▶ **Source data**:
+--

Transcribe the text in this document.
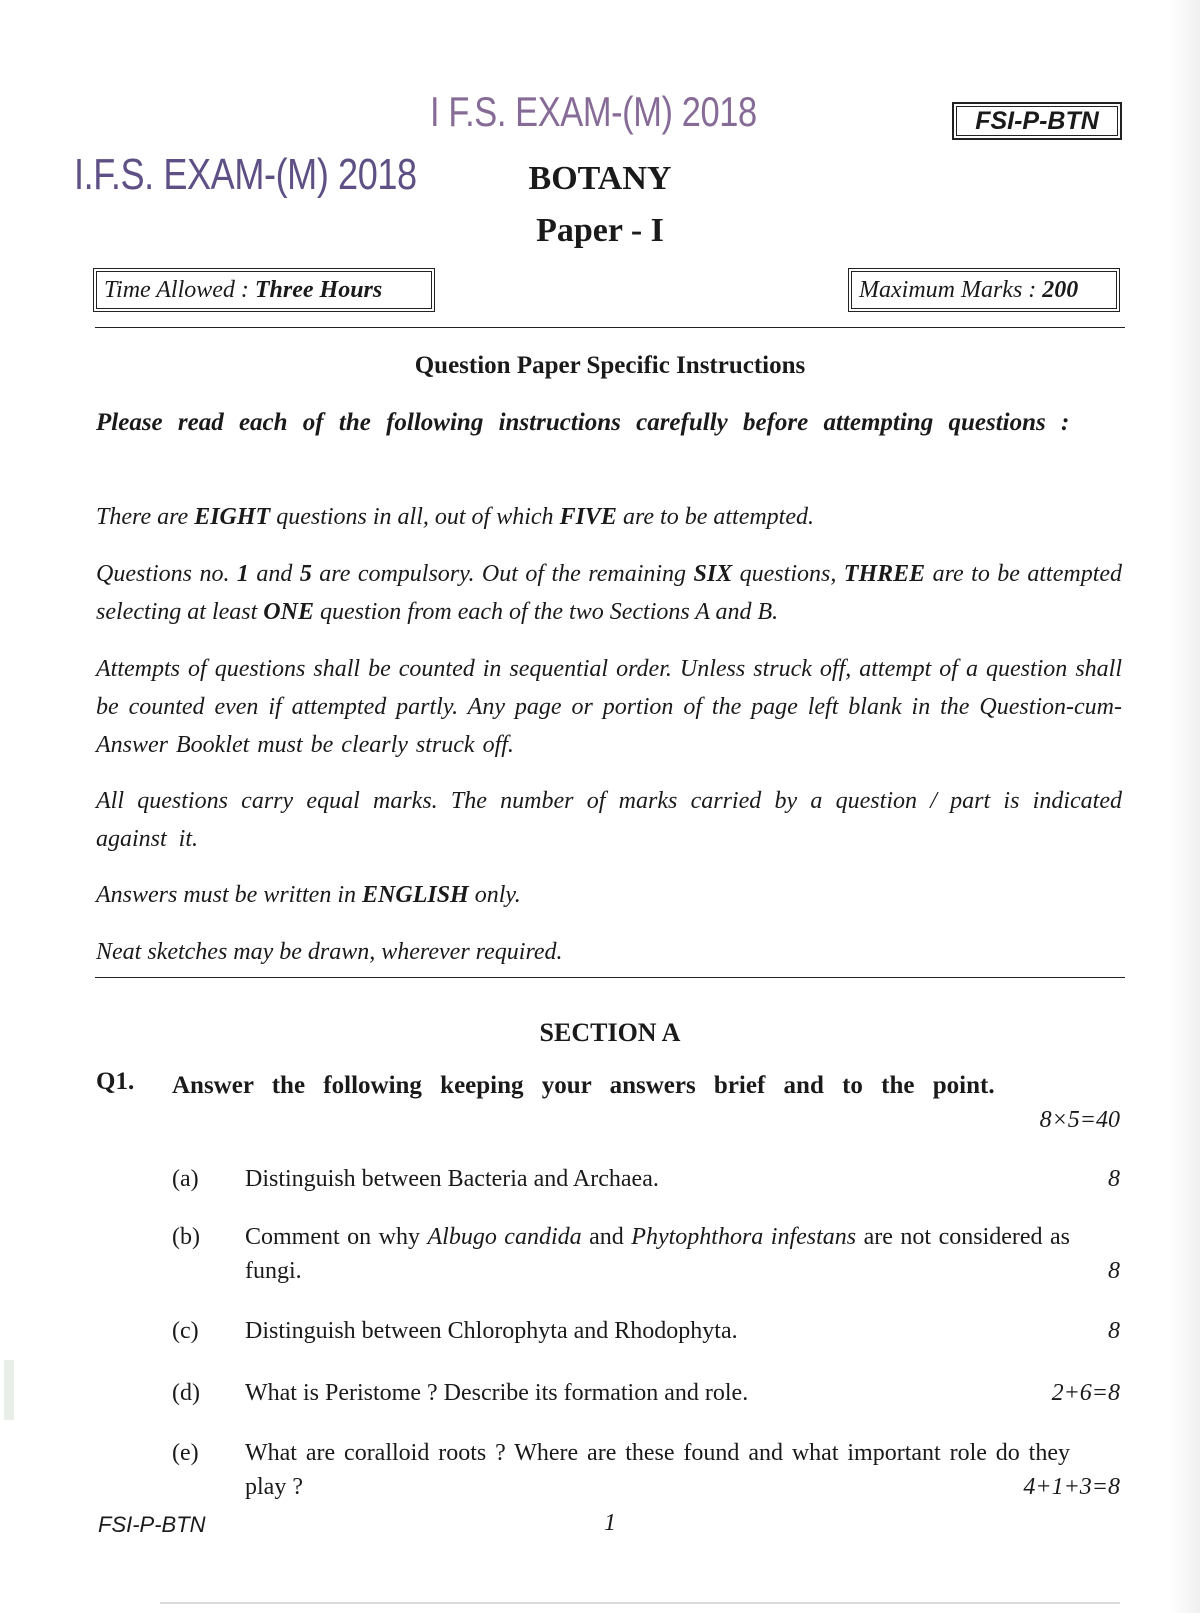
I F.S. EXAM-(M) 2018
I.F.S. EXAM-(M) 2018
FSI-P-BTN
BOTANY
Paper - I
Time Allowed : Three Hours	Maximum Marks : 200
Question Paper Specific Instructions
Please read each of the following instructions carefully before attempting questions :
There are EIGHT questions in all, out of which FIVE are to be attempted.
Questions no. 1 and 5 are compulsory. Out of the remaining SIX questions, THREE are to be attempted selecting at least ONE question from each of the two Sections A and B.
Attempts of questions shall be counted in sequential order. Unless struck off, attempt of a question shall be counted even if attempted partly. Any page or portion of the page left blank in the Question-cum-Answer Booklet must be clearly struck off.
All questions carry equal marks. The number of marks carried by a question / part is indicated against it.
Answers must be written in ENGLISH only.
Neat sketches may be drawn, wherever required.
SECTION A
Q1. Answer the following keeping your answers brief and to the point.
8×5=40
(a) Distinguish between Bacteria and Archaea.	8
(b) Comment on why Albugo candida and Phytophthora infestans are not considered as fungi.	8
(c) Distinguish between Chlorophyta and Rhodophyta.	8
(d) What is Peristome ? Describe its formation and role.	2+6=8
(e) What are coralloid roots ? Where are these found and what important role do they play ?	4+1+3=8
FSI-P-BTN	1
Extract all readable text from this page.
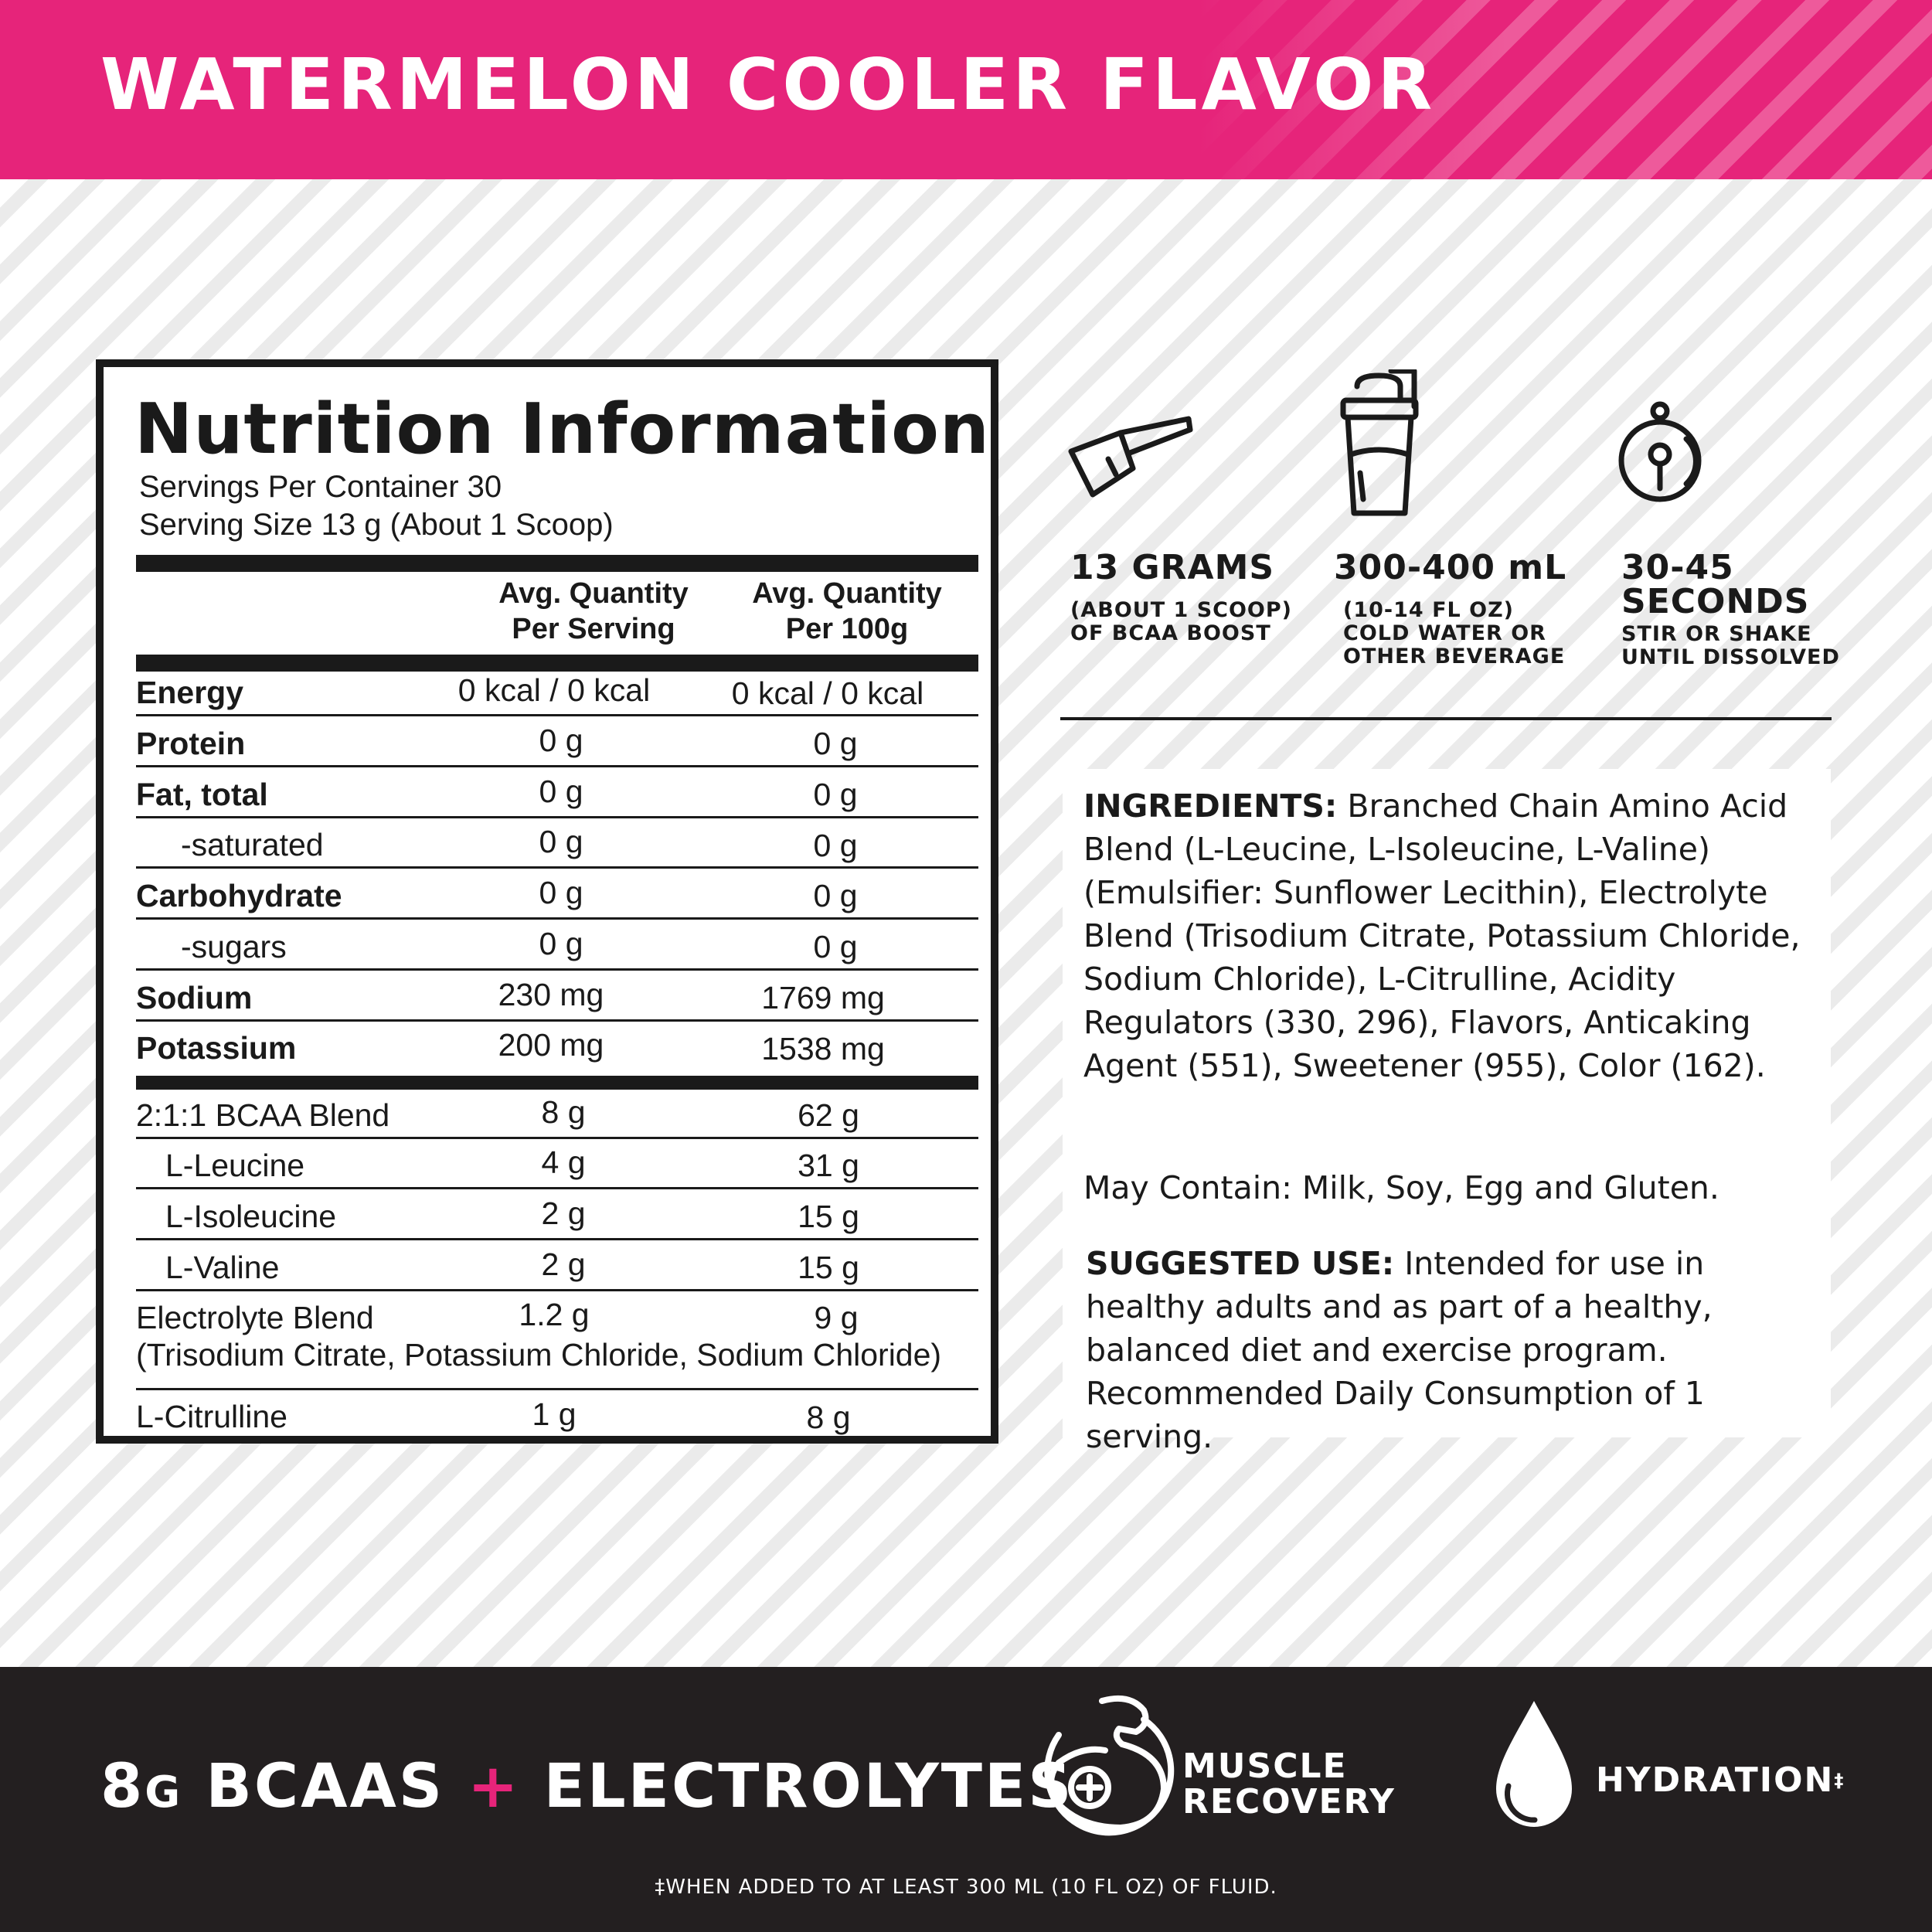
WATERMELON COOLER FLAVOR
Nutrition Information
Servings Per Container 30
Serving Size 13 g (About 1 Scoop)
Avg. Quantity
Per Serving
Avg. Quantity
Per 100g
Energy	0 kcal / 0 kcal	0 kcal / 0 kcal
Protein	0 g	0 g
Fat, total	0 g	0 g
-saturated	0 g	0 g
Carbohydrate	0 g	0 g
-sugars	0 g	0 g
Sodium	230 mg	1769 mg
Potassium	200 mg	1538 mg
2:1:1 BCAA Blend	8 g	62 g
L-Leucine	4 g	31 g
L-Isoleucine	2 g	15 g
L-Valine	2 g	15 g
Electrolyte Blend	1.2 g	9 g
(Trisodium Citrate, Potassium Chloride, Sodium Chloride)
L-Citrulline	1 g	8 g
13 GRAMS
(ABOUT 1 SCOOP)
OF BCAA BOOST
300-400 mL
(10-14 FL OZ)
COLD WATER OR
OTHER BEVERAGE
30-45
SECONDS
STIR OR SHAKE
UNTIL DISSOLVED
INGREDIENTS: Branched Chain Amino Acid Blend (L-Leucine, L-Isoleucine, L-Valine) (Emulsifier: Sunflower Lecithin), Electrolyte Blend (Trisodium Citrate, Potassium Chloride, Sodium Chloride), L-Citrulline, Acidity Regulators (330, 296), Flavors, Anticaking Agent (551), Sweetener (955), Color (162).
May Contain: Milk, Soy, Egg and Gluten.
SUGGESTED USE: Intended for use in healthy adults and as part of a healthy, balanced diet and exercise program. Recommended Daily Consumption of 1 serving.
8G BCAAS + ELECTROLYTES	MUSCLE
RECOVERY
HYDRATION‡
‡WHEN ADDED TO AT LEAST 300 ML (10 FL OZ) OF FLUID.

+--

▶ **What the task requires**:
Please retype, exactly and only, the lines from the one holding "Extract all readable text from this page." to the end of the entries, both ends included, without any pictures.

▶ **Solution**:
Extract all readable text from this page.
WATERMELON COOLER FLAVOR
Nutrition Information
Servings Per Container 30
Serving Size 13 g (About 1 Scoop)
Avg. Quantity
Per Serving
Avg. Quantity
Per 100g
Energy	0 kcal / 0 kcal	0 kcal / 0 kcal
Protein	0 g	0 g
Fat, total	0 g	0 g
-saturated	0 g	0 g
Carbohydrate	0 g	0 g
-sugars	0 g	0 g
Sodium	230 mg	1769 mg
Potassium	200 mg	1538 mg
2:1:1 BCAA Blend	8 g	62 g
L-Leucine	4 g	31 g
L-Isoleucine	2 g	15 g
L-Valine	2 g	15 g
Electrolyte Blend	1.2 g	9 g
(Trisodium Citrate, Potassium Chloride, Sodium Chloride)
L-Citrulline	1 g	8 g
13 GRAMS
(ABOUT 1 SCOOP)
OF BCAA BOOST
300-400 mL
(10-14 FL OZ)
COLD WATER OR
OTHER BEVERAGE
30-45
SECONDS
STIR OR SHAKE
UNTIL DISSOLVED
INGREDIENTS: Branched Chain Amino Acid Blend (L-Leucine, L-Isoleucine, L-Valine) (Emulsifier: Sunflower Lecithin), Electrolyte Blend (Trisodium Citrate, Potassium Chloride, Sodium Chloride), L-Citrulline, Acidity Regulators (330, 296), Flavors, Anticaking Agent (551), Sweetener (955), Color (162).
May Contain: Milk, Soy, Egg and Gluten.
SUGGESTED USE: Intended for use in healthy adults and as part of a healthy, balanced diet and exercise program. Recommended Daily Consumption of 1 serving.
8G BCAAS + ELECTROLYTES	MUSCLE
RECOVERY
HYDRATION‡
‡WHEN ADDED TO AT LEAST 300 ML (10 FL OZ) OF FLUID.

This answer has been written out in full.